[What is required] Images are not part of the copy; transcribe all the data exactly.

[Data records]
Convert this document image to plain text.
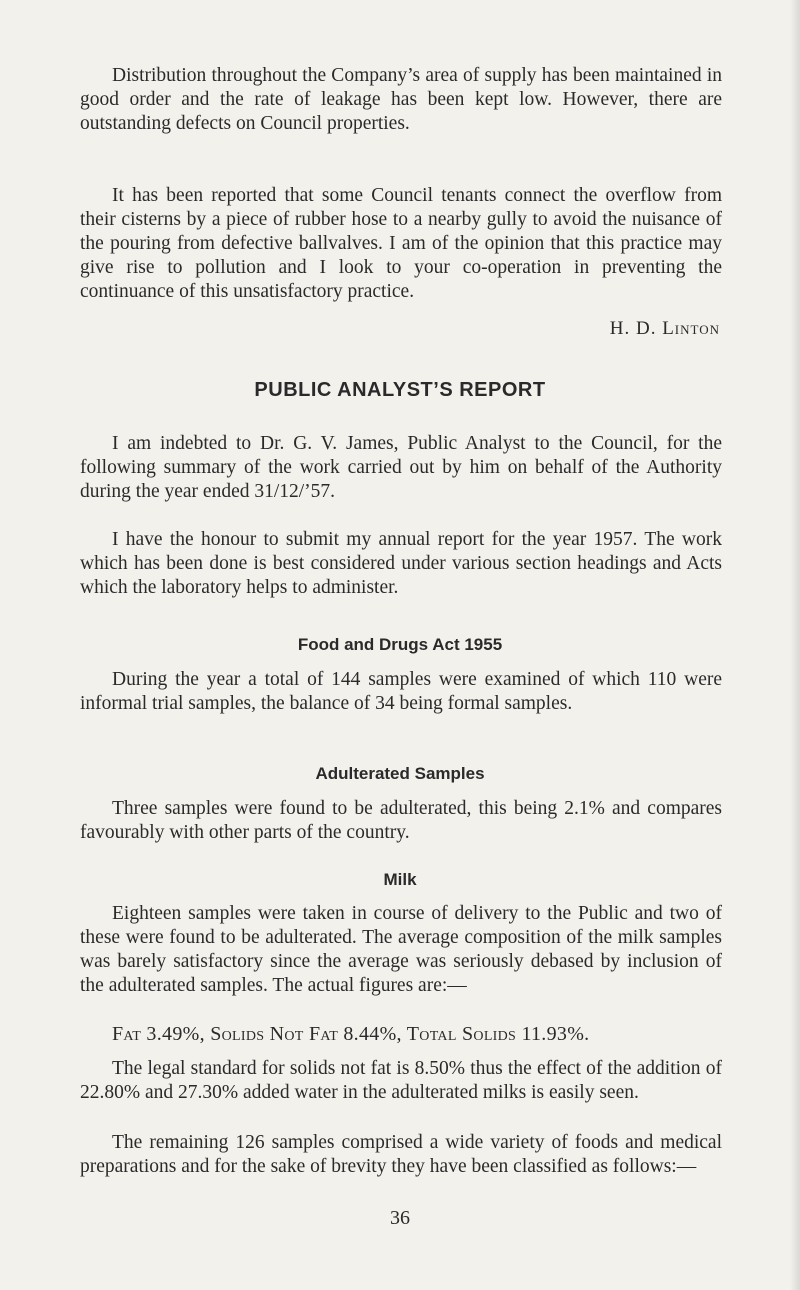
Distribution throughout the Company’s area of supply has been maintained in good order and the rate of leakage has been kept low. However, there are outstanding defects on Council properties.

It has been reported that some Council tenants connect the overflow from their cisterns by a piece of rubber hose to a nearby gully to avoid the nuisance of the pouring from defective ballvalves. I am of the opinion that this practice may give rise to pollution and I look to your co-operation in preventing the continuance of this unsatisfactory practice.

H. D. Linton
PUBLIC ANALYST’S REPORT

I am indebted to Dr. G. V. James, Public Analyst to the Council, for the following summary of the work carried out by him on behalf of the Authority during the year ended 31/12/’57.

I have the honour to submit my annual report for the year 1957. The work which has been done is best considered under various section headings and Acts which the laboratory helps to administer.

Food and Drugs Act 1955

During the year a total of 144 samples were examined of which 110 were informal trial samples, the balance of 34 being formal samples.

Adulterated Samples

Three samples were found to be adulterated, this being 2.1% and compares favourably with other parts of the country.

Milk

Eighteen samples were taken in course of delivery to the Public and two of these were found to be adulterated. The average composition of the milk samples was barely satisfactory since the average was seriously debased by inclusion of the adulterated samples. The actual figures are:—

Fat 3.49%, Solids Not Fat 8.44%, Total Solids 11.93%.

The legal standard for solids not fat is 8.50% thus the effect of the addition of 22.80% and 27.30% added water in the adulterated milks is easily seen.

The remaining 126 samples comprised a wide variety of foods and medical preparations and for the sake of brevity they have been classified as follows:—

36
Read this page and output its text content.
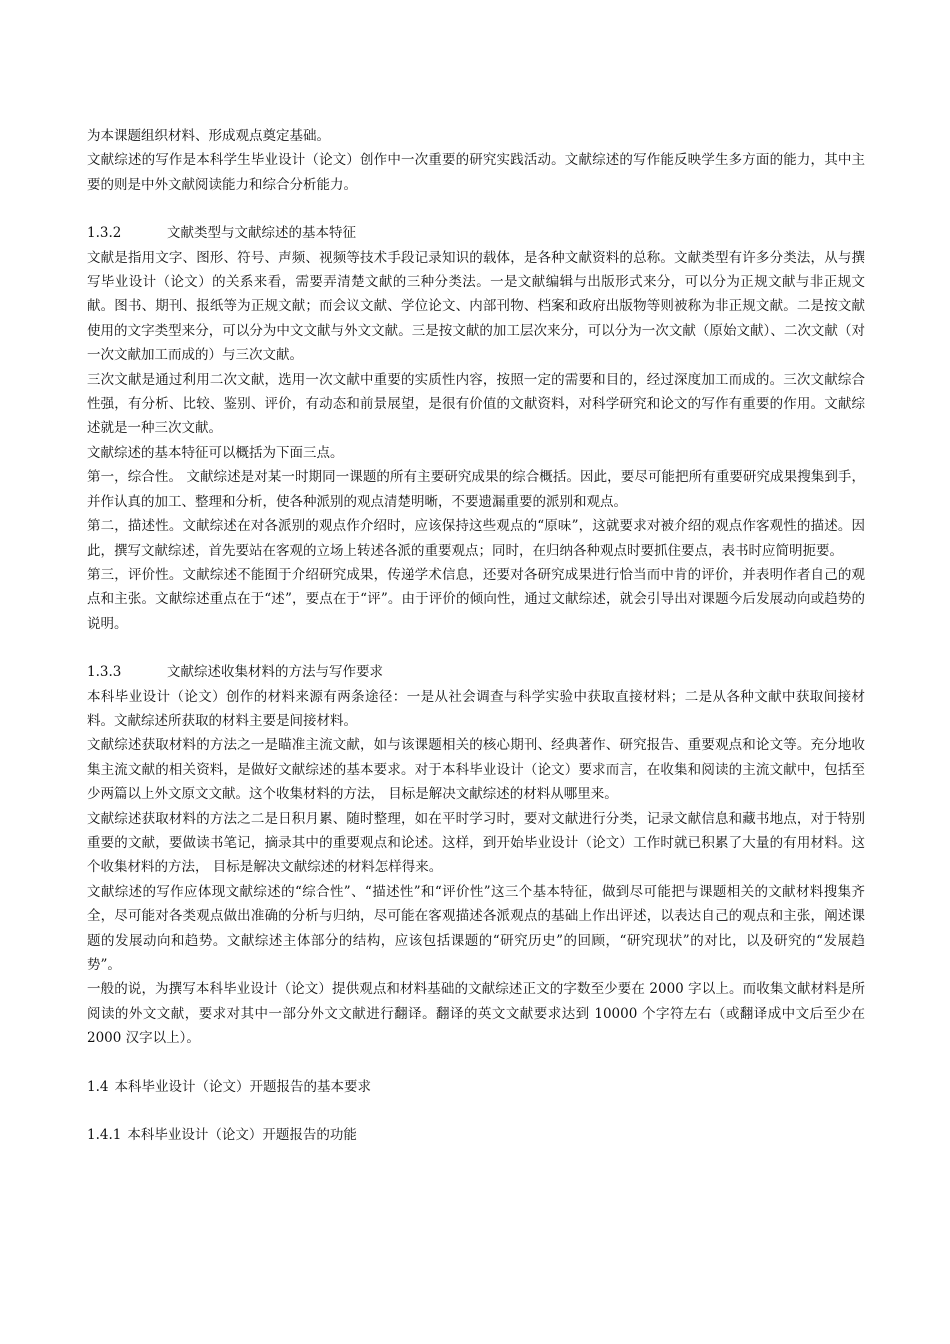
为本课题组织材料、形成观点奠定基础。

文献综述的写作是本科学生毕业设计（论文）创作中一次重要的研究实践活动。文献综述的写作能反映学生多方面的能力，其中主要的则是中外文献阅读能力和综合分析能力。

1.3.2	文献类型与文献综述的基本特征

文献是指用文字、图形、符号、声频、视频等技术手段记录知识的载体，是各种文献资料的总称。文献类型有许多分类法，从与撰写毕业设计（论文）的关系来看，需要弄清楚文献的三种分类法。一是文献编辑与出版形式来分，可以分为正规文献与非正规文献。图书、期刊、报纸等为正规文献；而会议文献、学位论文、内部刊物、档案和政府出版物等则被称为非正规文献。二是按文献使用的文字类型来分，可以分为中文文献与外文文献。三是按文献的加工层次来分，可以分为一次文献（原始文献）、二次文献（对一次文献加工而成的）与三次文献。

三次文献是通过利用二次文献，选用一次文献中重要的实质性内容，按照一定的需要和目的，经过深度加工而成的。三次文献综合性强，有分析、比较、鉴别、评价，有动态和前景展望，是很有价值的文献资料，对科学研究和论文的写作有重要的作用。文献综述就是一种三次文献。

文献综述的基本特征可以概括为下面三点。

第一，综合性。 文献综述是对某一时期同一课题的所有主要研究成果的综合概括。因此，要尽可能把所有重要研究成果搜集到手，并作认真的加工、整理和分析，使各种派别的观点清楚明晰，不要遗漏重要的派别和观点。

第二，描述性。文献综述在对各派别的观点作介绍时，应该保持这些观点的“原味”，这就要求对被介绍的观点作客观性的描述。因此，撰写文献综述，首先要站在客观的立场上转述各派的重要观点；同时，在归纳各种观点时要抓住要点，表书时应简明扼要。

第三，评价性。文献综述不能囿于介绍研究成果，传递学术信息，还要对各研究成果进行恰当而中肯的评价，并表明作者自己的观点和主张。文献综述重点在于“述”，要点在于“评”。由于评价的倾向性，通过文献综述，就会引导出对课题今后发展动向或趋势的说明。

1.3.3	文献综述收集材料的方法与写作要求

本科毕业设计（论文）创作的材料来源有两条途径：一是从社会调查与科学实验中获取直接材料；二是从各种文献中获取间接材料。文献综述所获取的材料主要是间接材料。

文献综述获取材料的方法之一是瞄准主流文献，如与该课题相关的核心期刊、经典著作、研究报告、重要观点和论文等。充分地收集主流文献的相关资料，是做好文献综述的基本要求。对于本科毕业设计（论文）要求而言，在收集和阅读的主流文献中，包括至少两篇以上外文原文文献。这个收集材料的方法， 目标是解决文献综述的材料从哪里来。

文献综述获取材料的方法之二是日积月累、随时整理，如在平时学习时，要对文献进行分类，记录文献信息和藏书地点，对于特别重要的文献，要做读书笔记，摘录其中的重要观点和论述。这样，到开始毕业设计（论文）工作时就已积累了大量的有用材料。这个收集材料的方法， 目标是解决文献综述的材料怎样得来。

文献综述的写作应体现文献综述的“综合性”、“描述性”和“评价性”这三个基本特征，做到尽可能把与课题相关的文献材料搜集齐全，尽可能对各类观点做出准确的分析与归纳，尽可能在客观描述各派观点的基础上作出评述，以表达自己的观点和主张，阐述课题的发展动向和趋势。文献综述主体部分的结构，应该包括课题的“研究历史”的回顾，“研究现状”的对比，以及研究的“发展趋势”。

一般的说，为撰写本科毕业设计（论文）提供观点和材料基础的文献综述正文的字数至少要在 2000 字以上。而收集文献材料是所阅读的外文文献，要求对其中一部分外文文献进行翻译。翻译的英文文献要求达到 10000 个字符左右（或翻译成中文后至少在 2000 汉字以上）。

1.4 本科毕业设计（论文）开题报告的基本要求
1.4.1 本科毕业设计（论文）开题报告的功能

[Solution to this exercise]
Convert this document image to plain text.
Distribution throughout the Company’s area of supply has been maintained in good order and the rate of leakage has been kept low. However, there are outstanding defects on Council properties.

It has been reported that some Council tenants connect the overflow from their cisterns by a piece of rubber hose to a nearby gully to avoid the nuisance of the pouring from defective ballvalves. I am of the opinion that this practice may give rise to pollution and I look to your co-operation in preventing the continuance of this unsatisfactory practice.

H. D. Linton
PUBLIC ANALYST’S REPORT

I am indebted to Dr. G. V. James, Public Analyst to the Council, for the following summary of the work carried out by him on behalf of the Authority during the year ended 31/12/’57.

I have the honour to submit my annual report for the year 1957. The work which has been done is best considered under various section headings and Acts which the laboratory helps to administer.

Food and Drugs Act 1955

During the year a total of 144 samples were examined of which 110 were informal trial samples, the balance of 34 being formal samples.

Adulterated Samples

Three samples were found to be adulterated, this being 2.1% and compares favourably with other parts of the country.

Milk

Eighteen samples were taken in course of delivery to the Public and two of these were found to be adulterated. The average composition of the milk samples was barely satisfactory since the average was seriously debased by inclusion of the adulterated samples. The actual figures are:—

Fat 3.49%, Solids Not Fat 8.44%, Total Solids 11.93%.

The legal standard for solids not fat is 8.50% thus the effect of the addition of 22.80% and 27.30% added water in the adulterated milks is easily seen.

The remaining 126 samples comprised a wide variety of foods and medical preparations and for the sake of brevity they have been classified as follows:—

36
Read this page and output its text content.
为本课题组织材料、形成观点奠定基础。

文献综述的写作是本科学生毕业设计（论文）创作中一次重要的研究实践活动。文献综述的写作能反映学生多方面的能力，其中主要的则是中外文献阅读能力和综合分析能力。

1.3.2	文献类型与文献综述的基本特征

文献是指用文字、图形、符号、声频、视频等技术手段记录知识的载体，是各种文献资料的总称。文献类型有许多分类法，从与撰写毕业设计（论文）的关系来看，需要弄清楚文献的三种分类法。一是文献编辑与出版形式来分，可以分为正规文献与非正规文献。图书、期刊、报纸等为正规文献；而会议文献、学位论文、内部刊物、档案和政府出版物等则被称为非正规文献。二是按文献使用的文字类型来分，可以分为中文文献与外文文献。三是按文献的加工层次来分，可以分为一次文献（原始文献）、二次文献（对一次文献加工而成的）与三次文献。

三次文献是通过利用二次文献，选用一次文献中重要的实质性内容，按照一定的需要和目的，经过深度加工而成的。三次文献综合性强，有分析、比较、鉴别、评价，有动态和前景展望，是很有价值的文献资料，对科学研究和论文的写作有重要的作用。文献综述就是一种三次文献。

文献综述的基本特征可以概括为下面三点。

第一，综合性。 文献综述是对某一时期同一课题的所有主要研究成果的综合概括。因此，要尽可能把所有重要研究成果搜集到手，并作认真的加工、整理和分析，使各种派别的观点清楚明晰，不要遗漏重要的派别和观点。

第二，描述性。文献综述在对各派别的观点作介绍时，应该保持这些观点的“原味”，这就要求对被介绍的观点作客观性的描述。因此，撰写文献综述，首先要站在客观的立场上转述各派的重要观点；同时，在归纳各种观点时要抓住要点，表书时应简明扼要。

第三，评价性。文献综述不能囿于介绍研究成果，传递学术信息，还要对各研究成果进行恰当而中肯的评价，并表明作者自己的观点和主张。文献综述重点在于“述”，要点在于“评”。由于评价的倾向性，通过文献综述，就会引导出对课题今后发展动向或趋势的说明。

1.3.3	文献综述收集材料的方法与写作要求

本科毕业设计（论文）创作的材料来源有两条途径：一是从社会调查与科学实验中获取直接材料；二是从各种文献中获取间接材料。文献综述所获取的材料主要是间接材料。

文献综述获取材料的方法之一是瞄准主流文献，如与该课题相关的核心期刊、经典著作、研究报告、重要观点和论文等。充分地收集主流文献的相关资料，是做好文献综述的基本要求。对于本科毕业设计（论文）要求而言，在收集和阅读的主流文献中，包括至少两篇以上外文原文文献。这个收集材料的方法， 目标是解决文献综述的材料从哪里来。

文献综述获取材料的方法之二是日积月累、随时整理，如在平时学习时，要对文献进行分类，记录文献信息和藏书地点，对于特别重要的文献，要做读书笔记，摘录其中的重要观点和论述。这样，到开始毕业设计（论文）工作时就已积累了大量的有用材料。这个收集材料的方法， 目标是解决文献综述的材料怎样得来。

文献综述的写作应体现文献综述的“综合性”、“描述性”和“评价性”这三个基本特征，做到尽可能把与课题相关的文献材料搜集齐全，尽可能对各类观点做出准确的分析与归纳，尽可能在客观描述各派观点的基础上作出评述，以表达自己的观点和主张，阐述课题的发展动向和趋势。文献综述主体部分的结构，应该包括课题的“研究历史”的回顾，“研究现状”的对比，以及研究的“发展趋势”。

一般的说，为撰写本科毕业设计（论文）提供观点和材料基础的文献综述正文的字数至少要在 2000 字以上。而收集文献材料是所阅读的外文文献，要求对其中一部分外文文献进行翻译。翻译的英文文献要求达到 10000 个字符左右（或翻译成中文后至少在 2000 汉字以上）。

1.4 本科毕业设计（论文）开题报告的基本要求
1.4.1 本科毕业设计（论文）开题报告的功能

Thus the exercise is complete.